Task instructions: Pull out every line below holding the word "JSON".
----------
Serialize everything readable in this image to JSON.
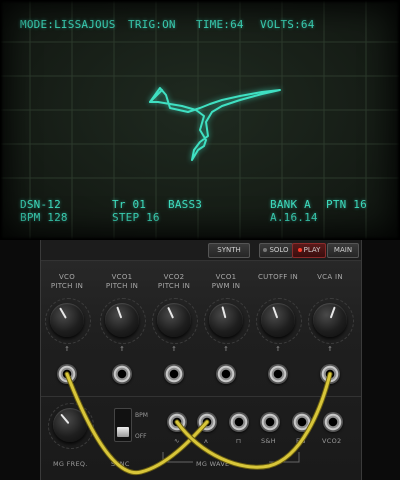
{
  "screen": {
    "mode": "MODE:LISSAJOUS",
    "trig": "TRIG:ON",
    "time": "TIME:64",
    "volts": "VOLTS:64",
    "patch_name": "DSN-12",
    "track": "Tr 01",
    "instrument": "BASS3",
    "bank": "BANK A",
    "pattern": "PTN 16",
    "bpm": "BPM 128",
    "step": "STEP 16",
    "position": "A.16.14",
    "trace_color": "#3fe0c2"
  },
  "toolbar": {
    "synth": "SYNTH",
    "solo": "SOLO",
    "play": "PLAY",
    "main": "MAIN"
  },
  "knobs": [
    {
      "label1": "VCO",
      "label2": "PITCH IN"
    },
    {
      "label1": "VCO1",
      "label2": "PITCH IN"
    },
    {
      "label1": "VCO2",
      "label2": "PITCH IN"
    },
    {
      "label1": "VCO1",
      "label2": "PWM IN"
    },
    {
      "label1": "CUTOFF IN",
      "label2": ""
    },
    {
      "label1": "VCA IN",
      "label2": ""
    }
  ],
  "mg": {
    "freq_label": "MG FREQ.",
    "bpm_label": "BPM",
    "off_label": "OFF",
    "sync_label": "SYNC",
    "wave_label": "MG WAVE",
    "outputs": [
      "∿",
      "ʌ",
      "⊓",
      "S&H",
      "EG",
      "VCO2"
    ]
  },
  "accent": "#c8b830"
}
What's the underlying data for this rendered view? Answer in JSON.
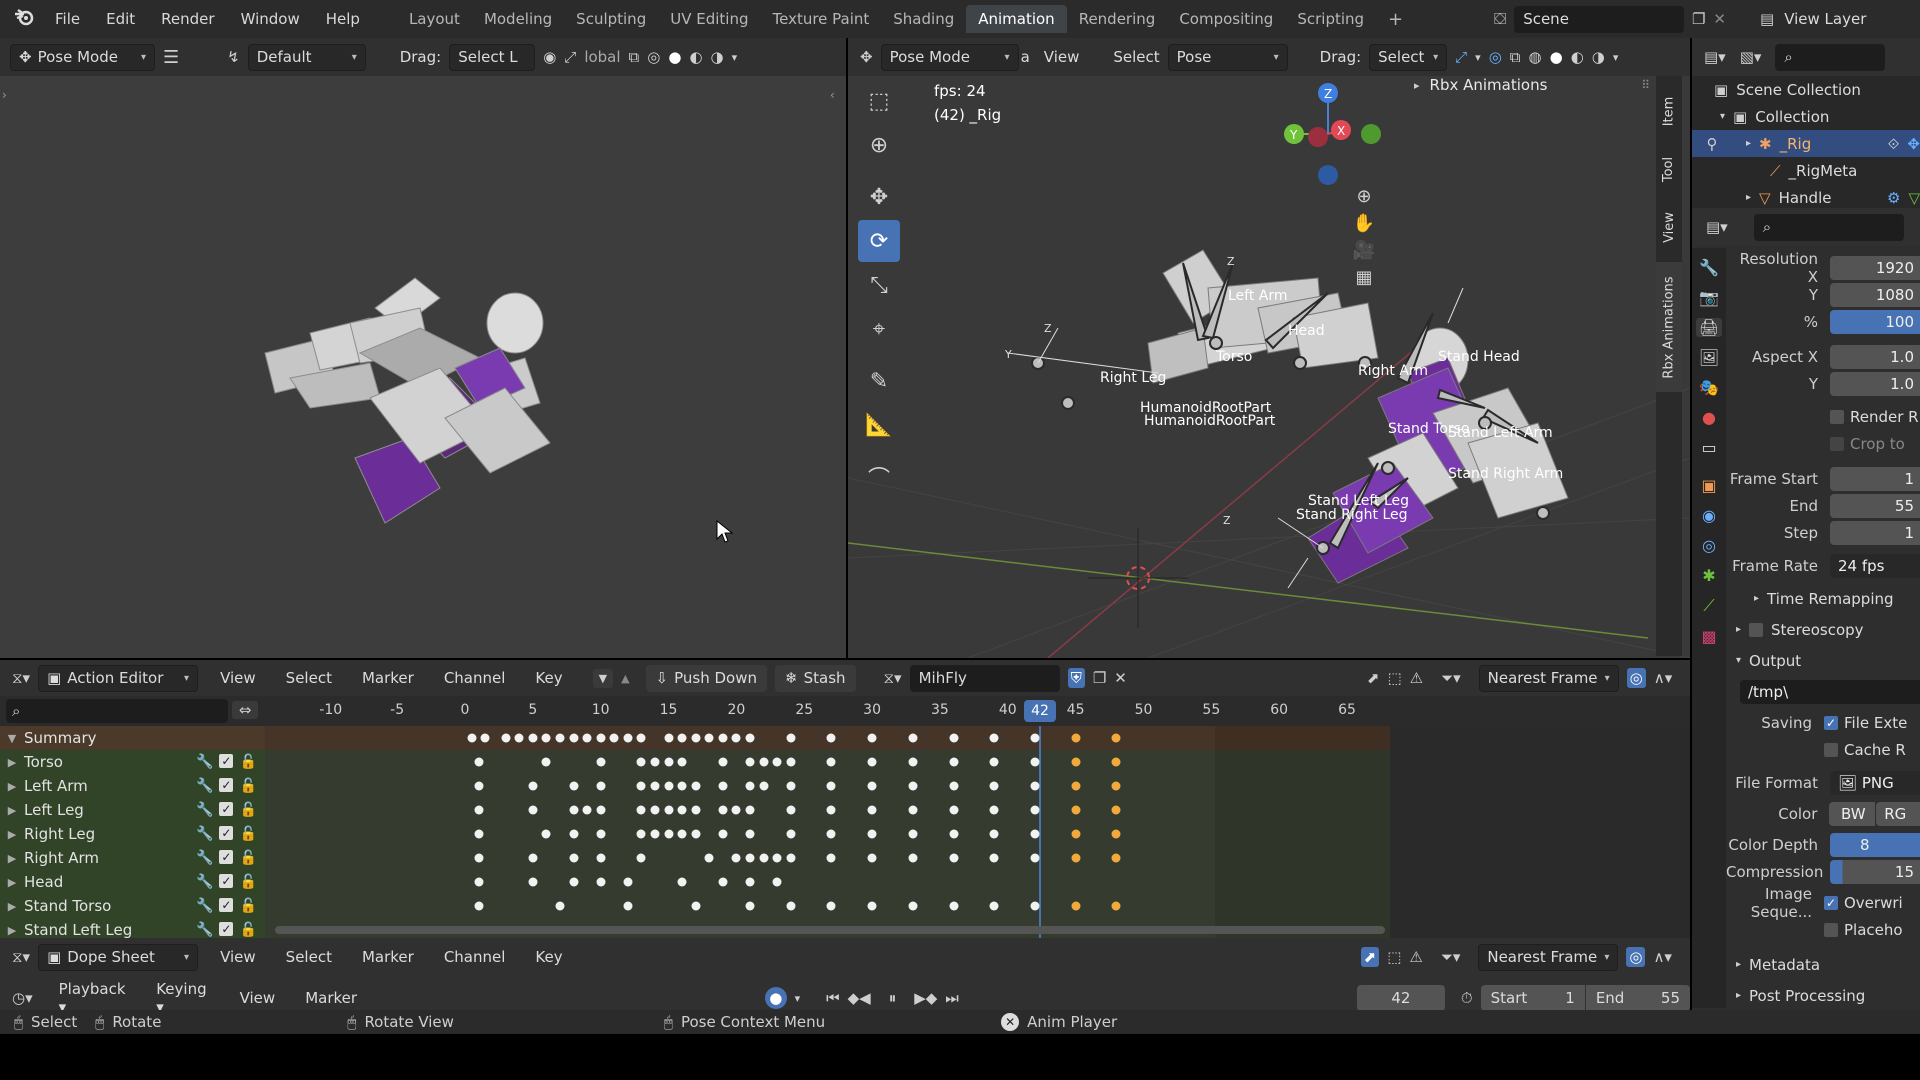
----------
Written response:
Serialize everything readable in this image to JSON.
What's the underlying data for this rendered view? Answer in JSON.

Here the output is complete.